(Data entries)
────────────────

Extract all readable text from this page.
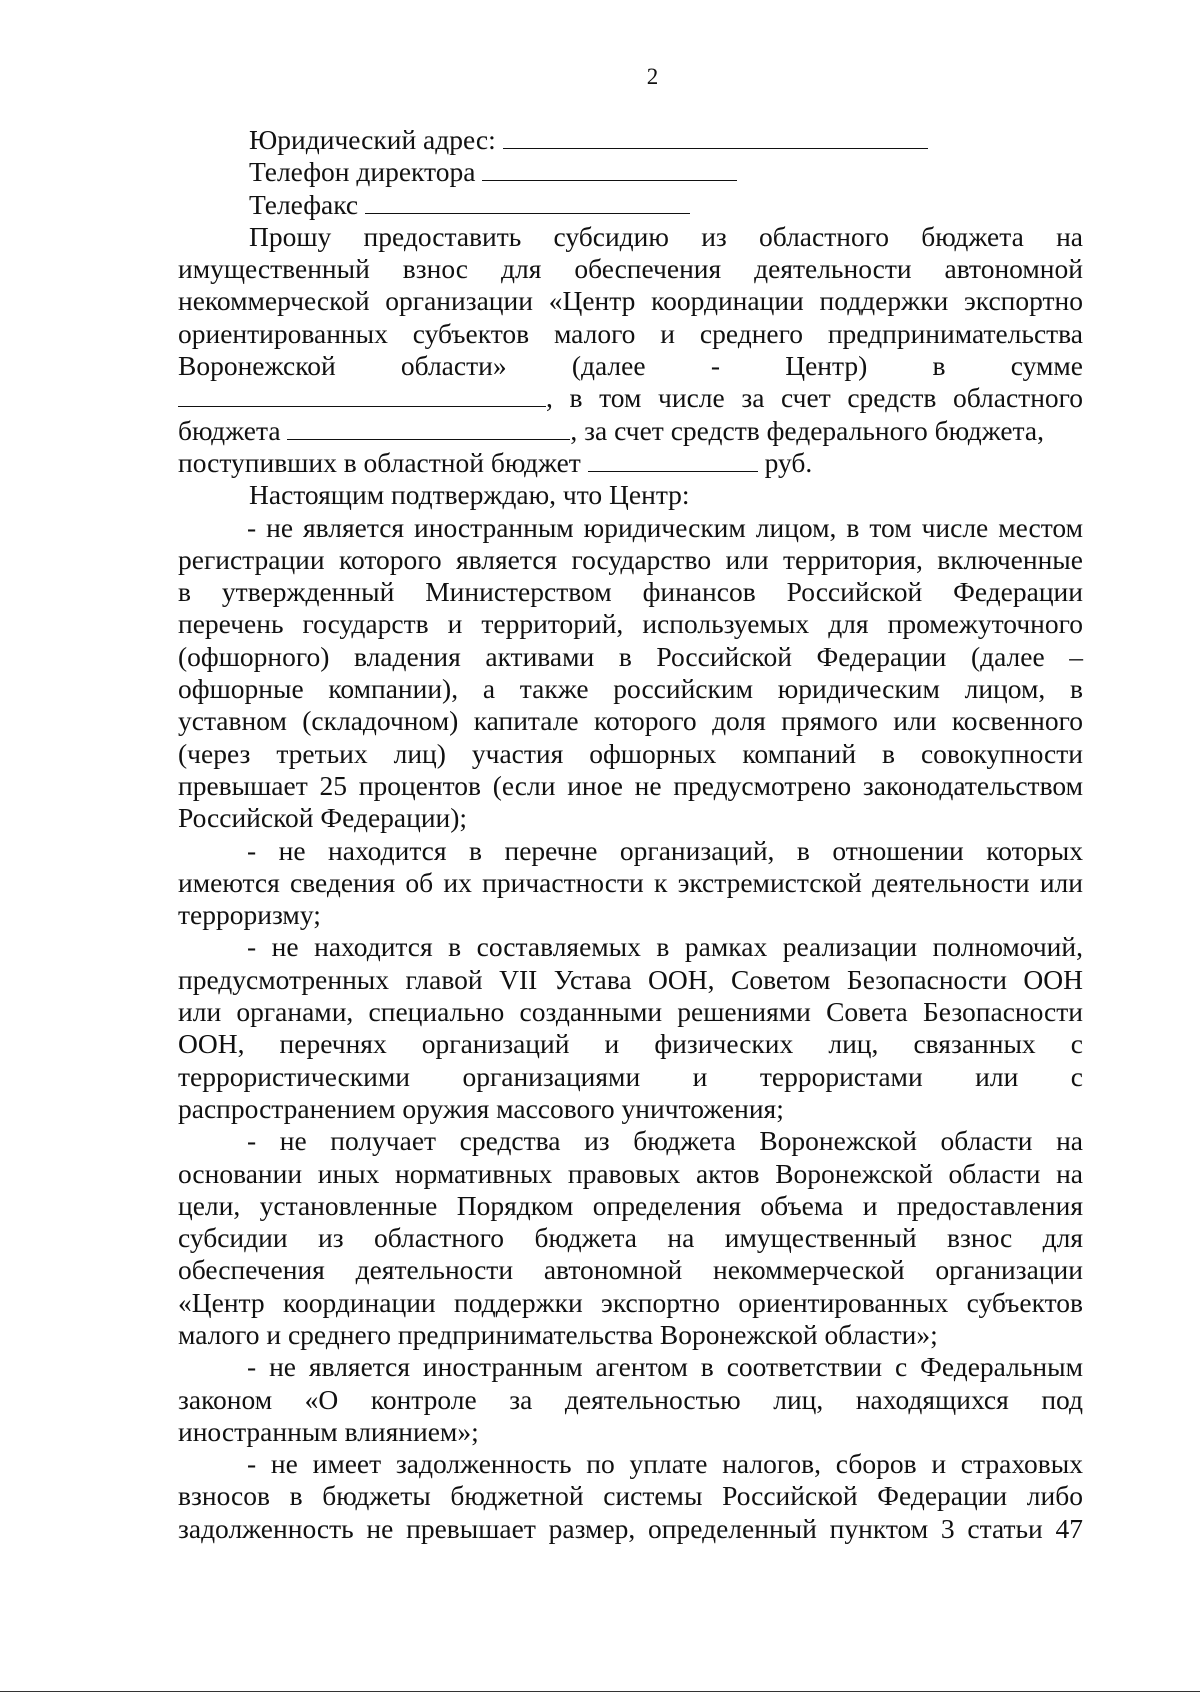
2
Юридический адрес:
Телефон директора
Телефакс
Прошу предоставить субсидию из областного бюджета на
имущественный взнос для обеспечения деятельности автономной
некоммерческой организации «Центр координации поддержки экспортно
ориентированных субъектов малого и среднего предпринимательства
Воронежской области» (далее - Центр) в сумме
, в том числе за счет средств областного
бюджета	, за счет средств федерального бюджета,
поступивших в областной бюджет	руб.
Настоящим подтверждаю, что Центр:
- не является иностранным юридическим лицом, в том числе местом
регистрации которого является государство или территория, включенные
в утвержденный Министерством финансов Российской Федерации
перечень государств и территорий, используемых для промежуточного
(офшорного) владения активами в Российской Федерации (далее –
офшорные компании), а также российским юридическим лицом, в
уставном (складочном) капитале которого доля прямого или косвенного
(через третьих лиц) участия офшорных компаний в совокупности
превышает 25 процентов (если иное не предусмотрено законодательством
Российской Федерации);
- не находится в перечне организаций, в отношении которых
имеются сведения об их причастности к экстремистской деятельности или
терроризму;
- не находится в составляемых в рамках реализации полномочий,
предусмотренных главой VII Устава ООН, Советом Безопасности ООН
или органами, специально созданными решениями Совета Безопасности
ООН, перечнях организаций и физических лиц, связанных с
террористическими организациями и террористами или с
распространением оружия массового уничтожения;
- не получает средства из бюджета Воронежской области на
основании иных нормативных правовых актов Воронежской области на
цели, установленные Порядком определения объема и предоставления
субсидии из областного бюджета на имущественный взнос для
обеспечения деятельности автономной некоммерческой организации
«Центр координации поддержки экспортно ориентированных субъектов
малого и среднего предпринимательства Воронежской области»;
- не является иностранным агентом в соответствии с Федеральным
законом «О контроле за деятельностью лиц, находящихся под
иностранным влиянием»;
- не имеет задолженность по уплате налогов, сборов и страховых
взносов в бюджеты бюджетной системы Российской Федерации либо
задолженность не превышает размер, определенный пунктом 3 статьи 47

────────────────

- What is being asked -
Write out each line of the data exactly; the images should be left out.

- Full answer -
Extract all readable text from this page.
2
Юридический адрес:
Телефон директора
Телефакс
Прошу предоставить субсидию из областного бюджета на
имущественный взнос для обеспечения деятельности автономной
некоммерческой организации «Центр координации поддержки экспортно
ориентированных субъектов малого и среднего предпринимательства
Воронежской области» (далее - Центр) в сумме
, в том числе за счет средств областного
бюджета	, за счет средств федерального бюджета,
поступивших в областной бюджет	руб.
Настоящим подтверждаю, что Центр:
- не является иностранным юридическим лицом, в том числе местом
регистрации которого является государство или территория, включенные
в утвержденный Министерством финансов Российской Федерации
перечень государств и территорий, используемых для промежуточного
(офшорного) владения активами в Российской Федерации (далее –
офшорные компании), а также российским юридическим лицом, в
уставном (складочном) капитале которого доля прямого или косвенного
(через третьих лиц) участия офшорных компаний в совокупности
превышает 25 процентов (если иное не предусмотрено законодательством
Российской Федерации);
- не находится в перечне организаций, в отношении которых
имеются сведения об их причастности к экстремистской деятельности или
терроризму;
- не находится в составляемых в рамках реализации полномочий,
предусмотренных главой VII Устава ООН, Советом Безопасности ООН
или органами, специально созданными решениями Совета Безопасности
ООН, перечнях организаций и физических лиц, связанных с
террористическими организациями и террористами или с
распространением оружия массового уничтожения;
- не получает средства из бюджета Воронежской области на
основании иных нормативных правовых актов Воронежской области на
цели, установленные Порядком определения объема и предоставления
субсидии из областного бюджета на имущественный взнос для
обеспечения деятельности автономной некоммерческой организации
«Центр координации поддержки экспортно ориентированных субъектов
малого и среднего предпринимательства Воронежской области»;
- не является иностранным агентом в соответствии с Федеральным
законом «О контроле за деятельностью лиц, находящихся под
иностранным влиянием»;
- не имеет задолженность по уплате налогов, сборов и страховых
взносов в бюджеты бюджетной системы Российской Федерации либо
задолженность не превышает размер, определенный пунктом 3 статьи 47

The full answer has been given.